## Listing
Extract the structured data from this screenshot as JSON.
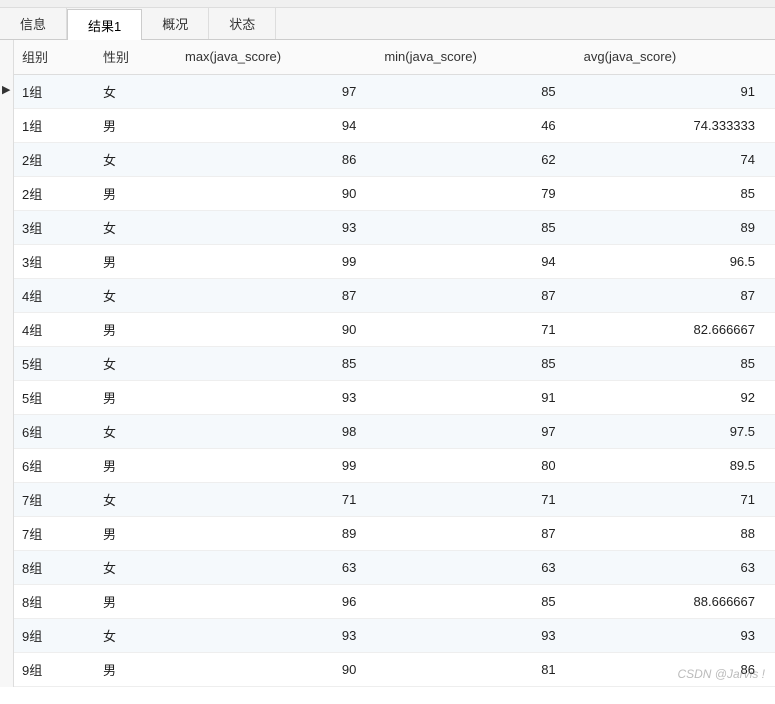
{
  "tabs": {
    "info": "信息",
    "result1": "结果1",
    "overview": "概况",
    "status": "状态"
  },
  "columns": {
    "group": "组别",
    "gender": "性别",
    "max": "max(java_score)",
    "min": "min(java_score)",
    "avg": "avg(java_score)"
  },
  "row_indicator": "▶",
  "rows": [
    {
      "group": "1组",
      "gender": "女",
      "max": "97",
      "min": "85",
      "avg": "91"
    },
    {
      "group": "1组",
      "gender": "男",
      "max": "94",
      "min": "46",
      "avg": "74.333333"
    },
    {
      "group": "2组",
      "gender": "女",
      "max": "86",
      "min": "62",
      "avg": "74"
    },
    {
      "group": "2组",
      "gender": "男",
      "max": "90",
      "min": "79",
      "avg": "85"
    },
    {
      "group": "3组",
      "gender": "女",
      "max": "93",
      "min": "85",
      "avg": "89"
    },
    {
      "group": "3组",
      "gender": "男",
      "max": "99",
      "min": "94",
      "avg": "96.5"
    },
    {
      "group": "4组",
      "gender": "女",
      "max": "87",
      "min": "87",
      "avg": "87"
    },
    {
      "group": "4组",
      "gender": "男",
      "max": "90",
      "min": "71",
      "avg": "82.666667"
    },
    {
      "group": "5组",
      "gender": "女",
      "max": "85",
      "min": "85",
      "avg": "85"
    },
    {
      "group": "5组",
      "gender": "男",
      "max": "93",
      "min": "91",
      "avg": "92"
    },
    {
      "group": "6组",
      "gender": "女",
      "max": "98",
      "min": "97",
      "avg": "97.5"
    },
    {
      "group": "6组",
      "gender": "男",
      "max": "99",
      "min": "80",
      "avg": "89.5"
    },
    {
      "group": "7组",
      "gender": "女",
      "max": "71",
      "min": "71",
      "avg": "71"
    },
    {
      "group": "7组",
      "gender": "男",
      "max": "89",
      "min": "87",
      "avg": "88"
    },
    {
      "group": "8组",
      "gender": "女",
      "max": "63",
      "min": "63",
      "avg": "63"
    },
    {
      "group": "8组",
      "gender": "男",
      "max": "96",
      "min": "85",
      "avg": "88.666667"
    },
    {
      "group": "9组",
      "gender": "女",
      "max": "93",
      "min": "93",
      "avg": "93"
    },
    {
      "group": "9组",
      "gender": "男",
      "max": "90",
      "min": "81",
      "avg": "86"
    }
  ],
  "watermark": "CSDN @Jarvis !"
}
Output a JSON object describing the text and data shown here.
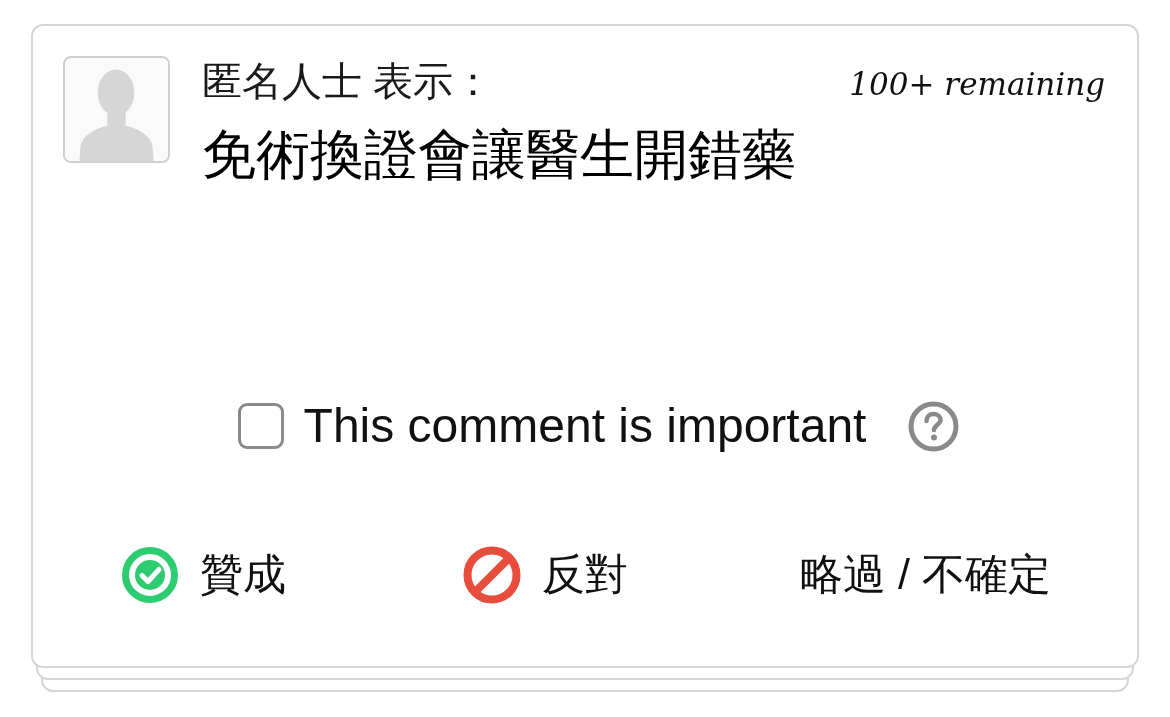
{
  "card": {
    "author": "匿名人士 表示：",
    "remaining": "100+ remaining",
    "statement": "免術換證會讓醫生開錯藥",
    "important": {
      "label": "This comment is important",
      "checked": false
    },
    "votes": [
      {
        "kind": "agree",
        "label": "贊成"
      },
      {
        "kind": "disagree",
        "label": "反對"
      },
      {
        "kind": "pass",
        "label": "略過 / 不確定"
      }
    ]
  }
}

## Task details
Tell how many lines in the material contain the word "label". Only the number is wanted.

## Exercise result
4